[INFORMATION SUPPLIED start]

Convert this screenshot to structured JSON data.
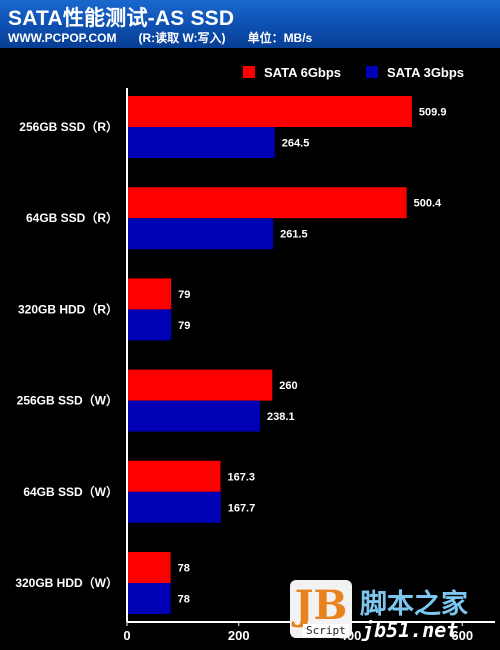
{
  "header": {
    "title": "SATA性能测试-AS SSD",
    "site": "WWW.PCPOP.COM",
    "legend_note": "(R:读取  W:写入)",
    "unit": "单位：MB/s"
  },
  "colors": {
    "background": "#000000",
    "header": "#0d4fb0",
    "sata6": "#ff0000",
    "sata3": "#0000b4",
    "axis": "#ffffff"
  },
  "watermark": {
    "logo_text": "JB",
    "script_label": "Script",
    "brand": "脚本之家",
    "url": "jb51.net"
  },
  "chart_data": {
    "type": "bar",
    "orientation": "horizontal",
    "title": "SATA性能测试-AS SSD",
    "categories": [
      "256GB SSD（R）",
      "64GB SSD（R）",
      "320GB HDD（R）",
      "256GB SSD（W）",
      "64GB SSD（W）",
      "320GB HDD（W）"
    ],
    "series": [
      {
        "name": "SATA 6Gbps",
        "color": "#ff0000",
        "values": [
          509.9,
          500.4,
          79,
          260,
          167.3,
          78
        ]
      },
      {
        "name": "SATA 3Gbps",
        "color": "#0000b4",
        "values": [
          264.5,
          261.5,
          79,
          238.1,
          167.7,
          78
        ]
      }
    ],
    "value_labels": [
      [
        "509.9",
        "500.4",
        "79",
        "260",
        "167.3",
        "78"
      ],
      [
        "264.5",
        "261.5",
        "79",
        "238.1",
        "167.7",
        "78"
      ]
    ],
    "xlim": [
      0,
      600
    ],
    "xticks": [
      0,
      200,
      400,
      600
    ],
    "legend_position": "top-right",
    "grid": false
  }
}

[INFORMATION SUPPLIED end]

- GOAL -
Pictures in the records above are not copied; print everything else exactly.

- RESPONSE -
Convert this screenshot to structured JSON data.
{
  "header": {
    "title": "SATA性能测试-AS SSD",
    "site": "WWW.PCPOP.COM",
    "legend_note": "(R:读取  W:写入)",
    "unit": "单位：MB/s"
  },
  "colors": {
    "background": "#000000",
    "header": "#0d4fb0",
    "sata6": "#ff0000",
    "sata3": "#0000b4",
    "axis": "#ffffff"
  },
  "watermark": {
    "logo_text": "JB",
    "script_label": "Script",
    "brand": "脚本之家",
    "url": "jb51.net"
  },
  "chart_data": {
    "type": "bar",
    "orientation": "horizontal",
    "title": "SATA性能测试-AS SSD",
    "categories": [
      "256GB SSD（R）",
      "64GB SSD（R）",
      "320GB HDD（R）",
      "256GB SSD（W）",
      "64GB SSD（W）",
      "320GB HDD（W）"
    ],
    "series": [
      {
        "name": "SATA 6Gbps",
        "color": "#ff0000",
        "values": [
          509.9,
          500.4,
          79,
          260,
          167.3,
          78
        ]
      },
      {
        "name": "SATA 3Gbps",
        "color": "#0000b4",
        "values": [
          264.5,
          261.5,
          79,
          238.1,
          167.7,
          78
        ]
      }
    ],
    "value_labels": [
      [
        "509.9",
        "500.4",
        "79",
        "260",
        "167.3",
        "78"
      ],
      [
        "264.5",
        "261.5",
        "79",
        "238.1",
        "167.7",
        "78"
      ]
    ],
    "xlim": [
      0,
      600
    ],
    "xticks": [
      0,
      200,
      400,
      600
    ],
    "legend_position": "top-right",
    "grid": false
  }
}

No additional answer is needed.